§ **WHAT IS ASKED**
Only the pictures are to be left out; set down the rest of the records exactly.

--- START ENTRIES ---

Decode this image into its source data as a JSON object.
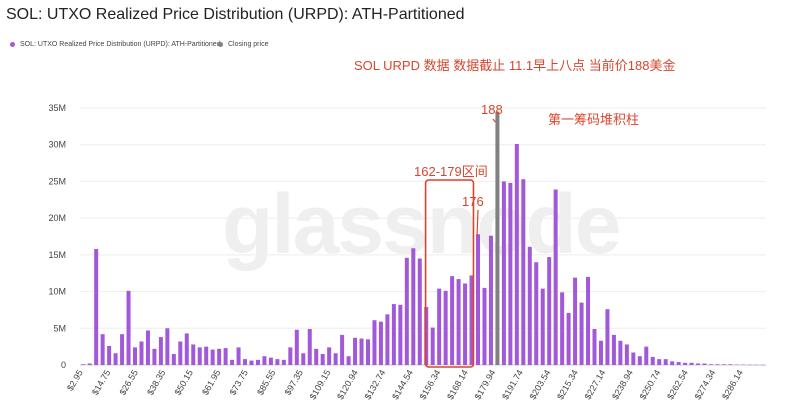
{
  "page": {
    "title": "SOL: UTXO Realized Price Distribution (URPD): ATH-Partitioned"
  },
  "legend": [
    {
      "label": "SOL: UTXO Realized Price Distribution (URPD): ATH-Partitioned",
      "color": "#a259d9"
    },
    {
      "label": "Closing price",
      "color": "#808080"
    }
  ],
  "annotations": {
    "header_note": "SOL URPD 数据 数据截止 11.1早上八点 当前价188美金",
    "price_label": "188",
    "first_peak_label": "第一筹码堆积柱",
    "range_label": "162-179区间",
    "bar_label": "176",
    "accent_color": "#d9452c"
  },
  "watermark": "glassnode",
  "chart_data": {
    "type": "bar",
    "title": "SOL: UTXO Realized Price Distribution (URPD): ATH-Partitioned",
    "xlabel": "",
    "ylabel": "",
    "ylim": [
      0,
      35
    ],
    "y_unit": "M",
    "yticks": [
      "0",
      "5M",
      "10M",
      "15M",
      "20M",
      "25M",
      "30M",
      "35M"
    ],
    "x_tick_labels": [
      "$2.95",
      "$14.75",
      "$26.55",
      "$38.35",
      "$50.15",
      "$61.95",
      "$73.75",
      "$85.55",
      "$97.35",
      "$109.15",
      "$120.94",
      "$132.74",
      "$144.54",
      "$156.34",
      "$168.14",
      "$179.94",
      "$191.74",
      "$203.54",
      "$215.34",
      "$227.14",
      "$238.94",
      "$250.74",
      "$262.54",
      "$274.34",
      "$286.14"
    ],
    "bar_color": "#a259d9",
    "closing_price_color": "#808080",
    "closing_price_index": 64,
    "closing_price": 188,
    "values": [
      0.1,
      0.2,
      15.8,
      4.2,
      2.6,
      1.6,
      4.2,
      10.1,
      2.4,
      3.2,
      4.7,
      2.2,
      3.8,
      5.0,
      1.5,
      3.2,
      4.3,
      2.8,
      2.4,
      2.5,
      2.1,
      2.2,
      2.3,
      0.7,
      2.4,
      0.8,
      0.6,
      0.7,
      1.2,
      1.0,
      0.8,
      0.7,
      2.4,
      4.8,
      1.6,
      4.9,
      2.2,
      1.5,
      2.4,
      1.6,
      4.1,
      1.2,
      3.7,
      3.6,
      3.5,
      6.1,
      5.9,
      6.9,
      8.3,
      8.2,
      14.6,
      15.9,
      14.5,
      7.9,
      5.1,
      10.4,
      10.1,
      12.1,
      11.7,
      11.1,
      12.2,
      17.8,
      10.5,
      17.6,
      34.5,
      25.0,
      24.8,
      30.1,
      25.3,
      16.1,
      14.0,
      10.4,
      14.7,
      23.9,
      9.9,
      7.1,
      11.9,
      8.5,
      12.0,
      4.9,
      3.3,
      7.6,
      4.1,
      3.3,
      2.8,
      1.7,
      1.2,
      2.5,
      1.1,
      0.8,
      0.8,
      0.5,
      0.4,
      0.3,
      0.3,
      0.2,
      0.2,
      0.1,
      0.1,
      0.1,
      0.1,
      0.05,
      0.05,
      0.03,
      0.02,
      0.02
    ]
  }
}
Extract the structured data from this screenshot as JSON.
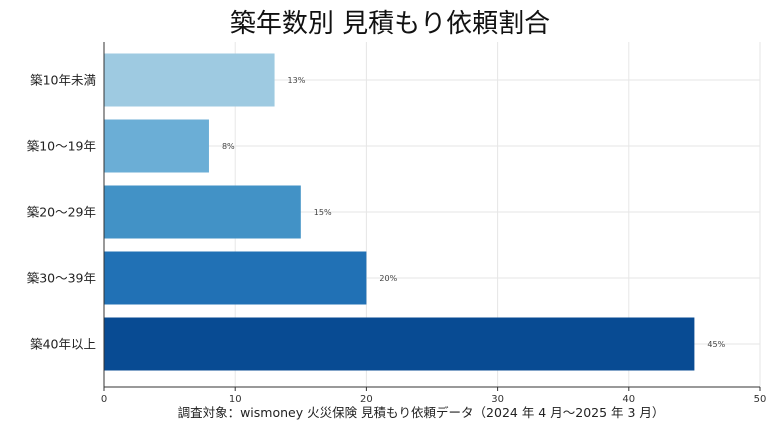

--- END ENTRIES ---

§ **ANSWER TO THIS PROBLEM**
Decode this image into its source data as a JSON object.
{
  "page": {
    "title": "SOL: UTXO Realized Price Distribution (URPD): ATH-Partitioned"
  },
  "legend": [
    {
      "label": "SOL: UTXO Realized Price Distribution (URPD): ATH-Partitioned",
      "color": "#a259d9"
    },
    {
      "label": "Closing price",
      "color": "#808080"
    }
  ],
  "annotations": {
    "header_note": "SOL URPD 数据 数据截止 11.1早上八点 当前价188美金",
    "price_label": "188",
    "first_peak_label": "第一筹码堆积柱",
    "range_label": "162-179区间",
    "bar_label": "176",
    "accent_color": "#d9452c"
  },
  "watermark": "glassnode",
  "chart_data": {
    "type": "bar",
    "title": "SOL: UTXO Realized Price Distribution (URPD): ATH-Partitioned",
    "xlabel": "",
    "ylabel": "",
    "ylim": [
      0,
      35
    ],
    "y_unit": "M",
    "yticks": [
      "0",
      "5M",
      "10M",
      "15M",
      "20M",
      "25M",
      "30M",
      "35M"
    ],
    "x_tick_labels": [
      "$2.95",
      "$14.75",
      "$26.55",
      "$38.35",
      "$50.15",
      "$61.95",
      "$73.75",
      "$85.55",
      "$97.35",
      "$109.15",
      "$120.94",
      "$132.74",
      "$144.54",
      "$156.34",
      "$168.14",
      "$179.94",
      "$191.74",
      "$203.54",
      "$215.34",
      "$227.14",
      "$238.94",
      "$250.74",
      "$262.54",
      "$274.34",
      "$286.14"
    ],
    "bar_color": "#a259d9",
    "closing_price_color": "#808080",
    "closing_price_index": 64,
    "closing_price": 188,
    "values": [
      0.1,
      0.2,
      15.8,
      4.2,
      2.6,
      1.6,
      4.2,
      10.1,
      2.4,
      3.2,
      4.7,
      2.2,
      3.8,
      5.0,
      1.5,
      3.2,
      4.3,
      2.8,
      2.4,
      2.5,
      2.1,
      2.2,
      2.3,
      0.7,
      2.4,
      0.8,
      0.6,
      0.7,
      1.2,
      1.0,
      0.8,
      0.7,
      2.4,
      4.8,
      1.6,
      4.9,
      2.2,
      1.5,
      2.4,
      1.6,
      4.1,
      1.2,
      3.7,
      3.6,
      3.5,
      6.1,
      5.9,
      6.9,
      8.3,
      8.2,
      14.6,
      15.9,
      14.5,
      7.9,
      5.1,
      10.4,
      10.1,
      12.1,
      11.7,
      11.1,
      12.2,
      17.8,
      10.5,
      17.6,
      34.5,
      25.0,
      24.8,
      30.1,
      25.3,
      16.1,
      14.0,
      10.4,
      14.7,
      23.9,
      9.9,
      7.1,
      11.9,
      8.5,
      12.0,
      4.9,
      3.3,
      7.6,
      4.1,
      3.3,
      2.8,
      1.7,
      1.2,
      2.5,
      1.1,
      0.8,
      0.8,
      0.5,
      0.4,
      0.3,
      0.3,
      0.2,
      0.2,
      0.1,
      0.1,
      0.1,
      0.1,
      0.05,
      0.05,
      0.03,
      0.02,
      0.02
    ]
  }
}
Extract the structured data from this screenshot as JSON.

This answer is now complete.